Dataset items:
+ + + +

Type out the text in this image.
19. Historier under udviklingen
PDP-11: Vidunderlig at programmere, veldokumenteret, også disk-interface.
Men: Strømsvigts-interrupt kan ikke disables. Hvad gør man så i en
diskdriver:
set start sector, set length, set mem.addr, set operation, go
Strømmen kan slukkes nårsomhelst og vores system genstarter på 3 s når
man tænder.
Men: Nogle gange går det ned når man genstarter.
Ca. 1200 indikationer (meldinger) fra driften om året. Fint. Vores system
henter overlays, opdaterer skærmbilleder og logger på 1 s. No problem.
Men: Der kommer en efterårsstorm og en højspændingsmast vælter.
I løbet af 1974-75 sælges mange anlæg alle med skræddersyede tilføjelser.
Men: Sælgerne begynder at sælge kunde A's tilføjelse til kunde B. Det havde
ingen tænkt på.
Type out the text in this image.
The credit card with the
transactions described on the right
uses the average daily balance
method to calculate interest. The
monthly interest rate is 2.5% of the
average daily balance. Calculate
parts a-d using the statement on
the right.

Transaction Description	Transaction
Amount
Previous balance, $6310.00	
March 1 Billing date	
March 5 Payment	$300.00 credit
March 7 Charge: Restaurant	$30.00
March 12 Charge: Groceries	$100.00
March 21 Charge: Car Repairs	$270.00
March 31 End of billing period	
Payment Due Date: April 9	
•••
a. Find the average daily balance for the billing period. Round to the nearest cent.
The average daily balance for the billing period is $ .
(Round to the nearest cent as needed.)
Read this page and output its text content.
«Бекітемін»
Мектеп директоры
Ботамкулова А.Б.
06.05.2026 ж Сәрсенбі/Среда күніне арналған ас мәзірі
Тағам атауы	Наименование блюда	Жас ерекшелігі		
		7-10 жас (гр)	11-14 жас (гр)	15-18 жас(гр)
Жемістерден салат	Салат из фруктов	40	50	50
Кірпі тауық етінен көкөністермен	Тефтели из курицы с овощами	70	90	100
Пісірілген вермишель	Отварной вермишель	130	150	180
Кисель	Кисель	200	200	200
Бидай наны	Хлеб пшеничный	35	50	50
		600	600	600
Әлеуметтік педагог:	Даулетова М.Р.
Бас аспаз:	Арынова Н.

+ + + +

Transcribe the material above in its entirety. Match it exactly.

Result of this task:
Type out the text in this image.
19. Historier under udviklingen
PDP-11: Vidunderlig at programmere, veldokumenteret, også disk-interface.
Men: Strømsvigts-interrupt kan ikke disables. Hvad gør man så i en
diskdriver:
set start sector, set length, set mem.addr, set operation, go
Strømmen kan slukkes nårsomhelst og vores system genstarter på 3 s når
man tænder.
Men: Nogle gange går det ned når man genstarter.
Ca. 1200 indikationer (meldinger) fra driften om året. Fint. Vores system
henter overlays, opdaterer skærmbilleder og logger på 1 s. No problem.
Men: Der kommer en efterårsstorm og en højspændingsmast vælter.
I løbet af 1974-75 sælges mange anlæg alle med skræddersyede tilføjelser.
Men: Sælgerne begynder at sælge kunde A's tilføjelse til kunde B. Det havde
ingen tænkt på.
Type out the text in this image.
The credit card with the
transactions described on the right
uses the average daily balance
method to calculate interest. The
monthly interest rate is 2.5% of the
average daily balance. Calculate
parts a-d using the statement on
the right.

Transaction Description	Transaction
Amount
Previous balance, $6310.00	
March 1 Billing date	
March 5 Payment	$300.00 credit
March 7 Charge: Restaurant	$30.00
March 12 Charge: Groceries	$100.00
March 21 Charge: Car Repairs	$270.00
March 31 End of billing period	
Payment Due Date: April 9	
•••
a. Find the average daily balance for the billing period. Round to the nearest cent.
The average daily balance for the billing period is $ .
(Round to the nearest cent as needed.)
Read this page and output its text content.
«Бекітемін»
Мектеп директоры
Ботамкулова А.Б.
06.05.2026 ж Сәрсенбі/Среда күніне арналған ас мәзірі
Тағам атауы	Наименование блюда	Жас ерекшелігі		
		7-10 жас (гр)	11-14 жас (гр)	15-18 жас(гр)
Жемістерден салат	Салат из фруктов	40	50	50
Кірпі тауық етінен көкөністермен	Тефтели из курицы с овощами	70	90	100
Пісірілген вермишель	Отварной вермишель	130	150	180
Кисель	Кисель	200	200	200
Бидай наны	Хлеб пшеничный	35	50	50
		600	600	600
Әлеуметтік педагог:	Даулетова М.Р.
Бас аспаз:	Арынова Н.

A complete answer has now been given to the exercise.